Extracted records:
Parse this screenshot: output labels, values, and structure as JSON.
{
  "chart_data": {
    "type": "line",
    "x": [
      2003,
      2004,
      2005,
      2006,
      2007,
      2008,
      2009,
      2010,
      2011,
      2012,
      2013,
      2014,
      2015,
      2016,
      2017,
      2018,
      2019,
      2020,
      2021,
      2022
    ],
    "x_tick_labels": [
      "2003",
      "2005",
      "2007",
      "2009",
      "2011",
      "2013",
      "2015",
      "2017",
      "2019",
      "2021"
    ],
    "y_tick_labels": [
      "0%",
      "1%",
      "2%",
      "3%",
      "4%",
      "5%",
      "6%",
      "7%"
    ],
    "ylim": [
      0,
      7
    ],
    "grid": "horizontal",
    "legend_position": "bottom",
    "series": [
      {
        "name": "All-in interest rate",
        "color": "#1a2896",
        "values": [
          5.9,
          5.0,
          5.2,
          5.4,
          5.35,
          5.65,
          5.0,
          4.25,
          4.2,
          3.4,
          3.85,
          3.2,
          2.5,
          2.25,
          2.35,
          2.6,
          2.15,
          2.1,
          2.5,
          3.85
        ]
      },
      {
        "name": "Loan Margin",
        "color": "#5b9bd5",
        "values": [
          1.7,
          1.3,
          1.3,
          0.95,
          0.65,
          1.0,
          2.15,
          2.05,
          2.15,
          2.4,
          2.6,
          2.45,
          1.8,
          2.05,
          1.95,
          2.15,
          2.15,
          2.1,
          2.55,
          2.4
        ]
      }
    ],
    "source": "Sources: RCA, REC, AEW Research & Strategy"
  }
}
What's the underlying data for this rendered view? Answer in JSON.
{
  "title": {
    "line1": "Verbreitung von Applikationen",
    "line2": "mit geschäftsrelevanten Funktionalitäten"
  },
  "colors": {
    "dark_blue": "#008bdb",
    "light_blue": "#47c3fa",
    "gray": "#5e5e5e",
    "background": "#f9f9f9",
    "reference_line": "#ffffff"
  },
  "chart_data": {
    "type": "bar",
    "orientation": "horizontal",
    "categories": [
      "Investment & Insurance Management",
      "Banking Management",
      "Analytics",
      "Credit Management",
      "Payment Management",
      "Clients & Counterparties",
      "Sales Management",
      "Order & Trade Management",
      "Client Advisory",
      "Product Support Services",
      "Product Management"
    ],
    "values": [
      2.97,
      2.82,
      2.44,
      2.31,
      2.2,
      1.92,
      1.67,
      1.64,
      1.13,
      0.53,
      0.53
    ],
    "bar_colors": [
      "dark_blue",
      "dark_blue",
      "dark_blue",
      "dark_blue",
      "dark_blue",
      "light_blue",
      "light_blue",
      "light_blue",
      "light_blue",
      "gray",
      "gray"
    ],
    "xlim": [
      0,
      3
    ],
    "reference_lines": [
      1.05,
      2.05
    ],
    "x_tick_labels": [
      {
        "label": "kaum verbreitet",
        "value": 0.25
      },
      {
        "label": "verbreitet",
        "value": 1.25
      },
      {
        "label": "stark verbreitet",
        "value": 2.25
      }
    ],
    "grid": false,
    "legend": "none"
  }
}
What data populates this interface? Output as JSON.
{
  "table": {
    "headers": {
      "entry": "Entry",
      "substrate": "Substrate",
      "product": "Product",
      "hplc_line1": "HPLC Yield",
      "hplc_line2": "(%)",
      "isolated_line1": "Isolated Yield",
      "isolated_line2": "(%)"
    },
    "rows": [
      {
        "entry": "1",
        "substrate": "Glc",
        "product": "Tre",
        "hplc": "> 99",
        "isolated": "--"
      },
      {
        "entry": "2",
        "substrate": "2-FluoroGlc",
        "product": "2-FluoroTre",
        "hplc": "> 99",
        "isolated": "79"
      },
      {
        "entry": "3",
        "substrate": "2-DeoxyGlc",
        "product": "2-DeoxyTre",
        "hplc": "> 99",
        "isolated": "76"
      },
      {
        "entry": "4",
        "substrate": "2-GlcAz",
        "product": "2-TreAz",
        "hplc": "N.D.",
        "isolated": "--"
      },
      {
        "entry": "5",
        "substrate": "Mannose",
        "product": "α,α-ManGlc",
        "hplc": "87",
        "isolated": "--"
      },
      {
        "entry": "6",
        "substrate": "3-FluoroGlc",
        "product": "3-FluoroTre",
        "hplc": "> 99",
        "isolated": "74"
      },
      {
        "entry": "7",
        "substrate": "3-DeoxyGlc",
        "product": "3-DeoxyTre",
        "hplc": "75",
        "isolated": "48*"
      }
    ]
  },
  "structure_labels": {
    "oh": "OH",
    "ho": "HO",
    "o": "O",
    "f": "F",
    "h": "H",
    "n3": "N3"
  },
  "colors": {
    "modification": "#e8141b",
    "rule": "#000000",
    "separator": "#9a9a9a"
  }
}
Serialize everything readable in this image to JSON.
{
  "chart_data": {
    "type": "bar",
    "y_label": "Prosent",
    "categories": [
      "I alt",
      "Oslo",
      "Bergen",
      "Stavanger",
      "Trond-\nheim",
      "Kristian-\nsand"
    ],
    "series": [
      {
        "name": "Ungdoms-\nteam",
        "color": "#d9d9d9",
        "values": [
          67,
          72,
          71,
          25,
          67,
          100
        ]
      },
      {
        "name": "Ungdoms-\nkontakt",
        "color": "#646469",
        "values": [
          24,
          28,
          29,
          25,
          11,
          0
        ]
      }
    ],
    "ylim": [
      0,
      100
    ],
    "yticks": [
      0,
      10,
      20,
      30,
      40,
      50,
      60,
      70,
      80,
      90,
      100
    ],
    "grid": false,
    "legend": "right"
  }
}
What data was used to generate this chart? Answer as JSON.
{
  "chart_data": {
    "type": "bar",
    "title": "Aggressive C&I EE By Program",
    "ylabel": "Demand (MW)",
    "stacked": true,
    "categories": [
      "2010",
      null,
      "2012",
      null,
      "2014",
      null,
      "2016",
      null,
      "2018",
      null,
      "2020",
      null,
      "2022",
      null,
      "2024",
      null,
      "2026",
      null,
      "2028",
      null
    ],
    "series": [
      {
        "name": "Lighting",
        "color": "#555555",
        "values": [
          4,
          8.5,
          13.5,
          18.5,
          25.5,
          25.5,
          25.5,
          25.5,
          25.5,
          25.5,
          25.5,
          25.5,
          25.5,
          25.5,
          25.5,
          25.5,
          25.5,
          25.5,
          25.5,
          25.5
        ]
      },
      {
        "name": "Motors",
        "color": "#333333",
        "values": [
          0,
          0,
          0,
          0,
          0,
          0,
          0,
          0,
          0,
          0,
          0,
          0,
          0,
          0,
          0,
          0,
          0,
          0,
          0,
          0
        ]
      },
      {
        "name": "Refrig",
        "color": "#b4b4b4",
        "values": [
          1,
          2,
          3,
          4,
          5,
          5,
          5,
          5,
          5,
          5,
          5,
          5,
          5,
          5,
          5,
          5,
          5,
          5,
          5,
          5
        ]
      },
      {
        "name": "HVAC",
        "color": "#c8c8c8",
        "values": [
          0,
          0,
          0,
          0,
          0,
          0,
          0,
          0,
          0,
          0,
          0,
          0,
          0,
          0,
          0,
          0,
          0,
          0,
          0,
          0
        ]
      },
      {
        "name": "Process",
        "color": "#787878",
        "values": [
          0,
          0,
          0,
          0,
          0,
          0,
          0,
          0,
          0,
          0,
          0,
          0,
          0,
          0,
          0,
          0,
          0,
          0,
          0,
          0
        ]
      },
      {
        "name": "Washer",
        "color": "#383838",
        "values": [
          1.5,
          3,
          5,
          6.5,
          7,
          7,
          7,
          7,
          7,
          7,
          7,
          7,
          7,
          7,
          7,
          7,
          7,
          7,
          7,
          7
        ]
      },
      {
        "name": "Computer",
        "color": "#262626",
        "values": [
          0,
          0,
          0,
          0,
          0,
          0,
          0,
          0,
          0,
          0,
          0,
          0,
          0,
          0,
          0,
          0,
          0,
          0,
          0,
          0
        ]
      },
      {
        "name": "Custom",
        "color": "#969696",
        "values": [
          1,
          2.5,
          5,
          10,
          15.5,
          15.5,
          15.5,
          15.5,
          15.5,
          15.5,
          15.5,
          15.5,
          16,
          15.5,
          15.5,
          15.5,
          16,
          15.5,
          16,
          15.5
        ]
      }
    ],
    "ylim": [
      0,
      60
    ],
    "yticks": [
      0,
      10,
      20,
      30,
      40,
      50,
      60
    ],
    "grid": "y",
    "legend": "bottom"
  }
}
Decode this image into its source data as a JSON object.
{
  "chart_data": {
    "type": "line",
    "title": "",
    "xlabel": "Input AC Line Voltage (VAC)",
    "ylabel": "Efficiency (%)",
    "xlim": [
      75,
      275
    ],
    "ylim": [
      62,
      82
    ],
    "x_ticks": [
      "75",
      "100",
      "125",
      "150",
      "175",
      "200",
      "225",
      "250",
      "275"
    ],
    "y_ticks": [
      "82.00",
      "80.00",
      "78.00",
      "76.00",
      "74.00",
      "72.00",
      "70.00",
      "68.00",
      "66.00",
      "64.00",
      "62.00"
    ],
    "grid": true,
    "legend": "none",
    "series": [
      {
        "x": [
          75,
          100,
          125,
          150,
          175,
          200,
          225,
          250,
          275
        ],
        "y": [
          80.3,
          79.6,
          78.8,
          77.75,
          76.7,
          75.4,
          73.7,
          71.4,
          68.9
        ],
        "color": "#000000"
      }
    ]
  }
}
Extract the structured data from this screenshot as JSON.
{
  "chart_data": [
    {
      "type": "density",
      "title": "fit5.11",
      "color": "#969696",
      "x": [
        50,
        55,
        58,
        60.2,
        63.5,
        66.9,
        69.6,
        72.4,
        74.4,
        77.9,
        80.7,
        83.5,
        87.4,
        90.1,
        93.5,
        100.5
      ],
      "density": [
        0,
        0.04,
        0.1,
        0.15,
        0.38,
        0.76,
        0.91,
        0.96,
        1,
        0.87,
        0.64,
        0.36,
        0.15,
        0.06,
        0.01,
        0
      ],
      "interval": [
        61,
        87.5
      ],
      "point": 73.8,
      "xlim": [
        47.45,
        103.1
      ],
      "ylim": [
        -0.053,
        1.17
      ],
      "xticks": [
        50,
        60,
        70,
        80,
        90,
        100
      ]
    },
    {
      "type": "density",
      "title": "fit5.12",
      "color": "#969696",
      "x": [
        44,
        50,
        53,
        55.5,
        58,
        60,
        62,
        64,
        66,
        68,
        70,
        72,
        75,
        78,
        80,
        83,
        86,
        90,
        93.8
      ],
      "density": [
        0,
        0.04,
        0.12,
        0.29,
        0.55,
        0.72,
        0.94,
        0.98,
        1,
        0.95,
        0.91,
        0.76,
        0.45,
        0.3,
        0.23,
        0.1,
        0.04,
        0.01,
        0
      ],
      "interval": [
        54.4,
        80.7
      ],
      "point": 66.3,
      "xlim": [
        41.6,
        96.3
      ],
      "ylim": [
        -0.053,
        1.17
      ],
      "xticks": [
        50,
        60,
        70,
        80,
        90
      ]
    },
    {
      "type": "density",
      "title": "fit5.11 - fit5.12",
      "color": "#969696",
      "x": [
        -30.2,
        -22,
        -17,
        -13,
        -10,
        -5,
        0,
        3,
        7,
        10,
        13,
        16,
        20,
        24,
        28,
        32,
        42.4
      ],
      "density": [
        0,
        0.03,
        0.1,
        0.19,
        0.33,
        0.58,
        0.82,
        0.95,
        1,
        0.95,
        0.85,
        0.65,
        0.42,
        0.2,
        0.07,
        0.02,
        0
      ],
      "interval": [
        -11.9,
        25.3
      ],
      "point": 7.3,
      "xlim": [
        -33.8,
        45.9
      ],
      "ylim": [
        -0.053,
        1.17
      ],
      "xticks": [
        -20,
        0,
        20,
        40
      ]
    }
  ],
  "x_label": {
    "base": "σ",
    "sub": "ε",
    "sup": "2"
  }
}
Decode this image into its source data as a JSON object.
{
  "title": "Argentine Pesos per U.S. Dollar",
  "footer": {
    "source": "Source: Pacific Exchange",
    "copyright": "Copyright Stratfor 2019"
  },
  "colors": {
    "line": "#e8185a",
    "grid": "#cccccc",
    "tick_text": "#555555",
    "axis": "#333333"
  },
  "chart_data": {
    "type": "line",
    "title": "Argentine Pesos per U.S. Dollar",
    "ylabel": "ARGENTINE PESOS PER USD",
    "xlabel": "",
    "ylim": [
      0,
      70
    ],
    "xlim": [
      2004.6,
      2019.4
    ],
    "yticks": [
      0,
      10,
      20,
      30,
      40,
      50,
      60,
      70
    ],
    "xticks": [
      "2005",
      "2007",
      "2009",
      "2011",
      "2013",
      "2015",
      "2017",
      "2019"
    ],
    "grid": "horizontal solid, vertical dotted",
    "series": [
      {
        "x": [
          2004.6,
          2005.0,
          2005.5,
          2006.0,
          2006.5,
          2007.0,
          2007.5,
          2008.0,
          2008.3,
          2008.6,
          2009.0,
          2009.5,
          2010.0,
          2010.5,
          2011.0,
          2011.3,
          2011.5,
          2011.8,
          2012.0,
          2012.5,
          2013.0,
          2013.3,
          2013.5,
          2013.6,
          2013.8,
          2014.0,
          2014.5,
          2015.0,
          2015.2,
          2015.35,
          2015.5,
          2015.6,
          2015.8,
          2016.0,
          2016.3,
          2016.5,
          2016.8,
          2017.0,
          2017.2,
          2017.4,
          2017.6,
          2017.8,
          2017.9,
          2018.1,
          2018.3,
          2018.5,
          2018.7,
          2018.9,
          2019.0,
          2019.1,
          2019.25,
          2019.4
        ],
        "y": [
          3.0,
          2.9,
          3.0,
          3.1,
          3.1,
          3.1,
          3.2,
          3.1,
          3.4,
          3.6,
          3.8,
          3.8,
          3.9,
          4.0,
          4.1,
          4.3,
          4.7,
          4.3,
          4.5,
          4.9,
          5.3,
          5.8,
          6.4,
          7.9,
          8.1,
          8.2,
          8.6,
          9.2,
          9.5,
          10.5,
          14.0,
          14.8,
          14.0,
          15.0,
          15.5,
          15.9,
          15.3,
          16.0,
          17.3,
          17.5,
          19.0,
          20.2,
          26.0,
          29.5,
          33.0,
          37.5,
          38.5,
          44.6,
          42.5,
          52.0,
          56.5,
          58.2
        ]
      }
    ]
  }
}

* _What you have to do_
Using the entries above, find all lines with "Dollar". Copy them.

* _Solution for this task_
  "title": "Argentine Pesos per U.S. Dollar",
    "title": "Argentine Pesos per U.S. Dollar",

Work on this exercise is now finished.